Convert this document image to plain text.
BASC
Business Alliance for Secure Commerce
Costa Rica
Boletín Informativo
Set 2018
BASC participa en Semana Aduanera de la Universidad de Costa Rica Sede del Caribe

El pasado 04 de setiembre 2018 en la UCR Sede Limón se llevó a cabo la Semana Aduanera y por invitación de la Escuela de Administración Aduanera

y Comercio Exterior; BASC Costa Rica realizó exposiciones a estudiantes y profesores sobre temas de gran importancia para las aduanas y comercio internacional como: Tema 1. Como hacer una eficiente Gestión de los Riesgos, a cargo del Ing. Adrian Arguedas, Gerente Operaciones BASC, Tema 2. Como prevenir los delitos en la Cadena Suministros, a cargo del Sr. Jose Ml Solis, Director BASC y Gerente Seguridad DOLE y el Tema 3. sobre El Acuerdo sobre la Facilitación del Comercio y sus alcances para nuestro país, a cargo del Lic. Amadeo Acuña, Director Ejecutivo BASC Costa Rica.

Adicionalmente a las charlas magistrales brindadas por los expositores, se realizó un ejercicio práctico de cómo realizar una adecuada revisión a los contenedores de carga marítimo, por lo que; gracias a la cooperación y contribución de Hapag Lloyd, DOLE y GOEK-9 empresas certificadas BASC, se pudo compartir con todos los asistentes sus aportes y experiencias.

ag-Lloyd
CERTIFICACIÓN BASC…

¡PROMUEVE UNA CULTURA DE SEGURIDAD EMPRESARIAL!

* * *

• **OBJECTIVE**: Print the records above exactly as they appear.

• **SOLUTION FOR THIS TASK**:
Convert this document image to plain text.
BASC
Business Alliance for Secure Commerce
Costa Rica
Boletín Informativo
Set 2018
BASC participa en Semana Aduanera de la Universidad de Costa Rica Sede del Caribe

El pasado 04 de setiembre 2018 en la UCR Sede Limón se llevó a cabo la Semana Aduanera y por invitación de la Escuela de Administración Aduanera

y Comercio Exterior; BASC Costa Rica realizó exposiciones a estudiantes y profesores sobre temas de gran importancia para las aduanas y comercio internacional como: Tema 1. Como hacer una eficiente Gestión de los Riesgos, a cargo del Ing. Adrian Arguedas, Gerente Operaciones BASC, Tema 2. Como prevenir los delitos en la Cadena Suministros, a cargo del Sr. Jose Ml Solis, Director BASC y Gerente Seguridad DOLE y el Tema 3. sobre El Acuerdo sobre la Facilitación del Comercio y sus alcances para nuestro país, a cargo del Lic. Amadeo Acuña, Director Ejecutivo BASC Costa Rica.

Adicionalmente a las charlas magistrales brindadas por los expositores, se realizó un ejercicio práctico de cómo realizar una adecuada revisión a los contenedores de carga marítimo, por lo que; gracias a la cooperación y contribución de Hapag Lloyd, DOLE y GOEK-9 empresas certificadas BASC, se pudo compartir con todos los asistentes sus aportes y experiencias.

ag-Lloyd
CERTIFICACIÓN BASC…

¡PROMUEVE UNA CULTURA DE SEGURIDAD EMPRESARIAL!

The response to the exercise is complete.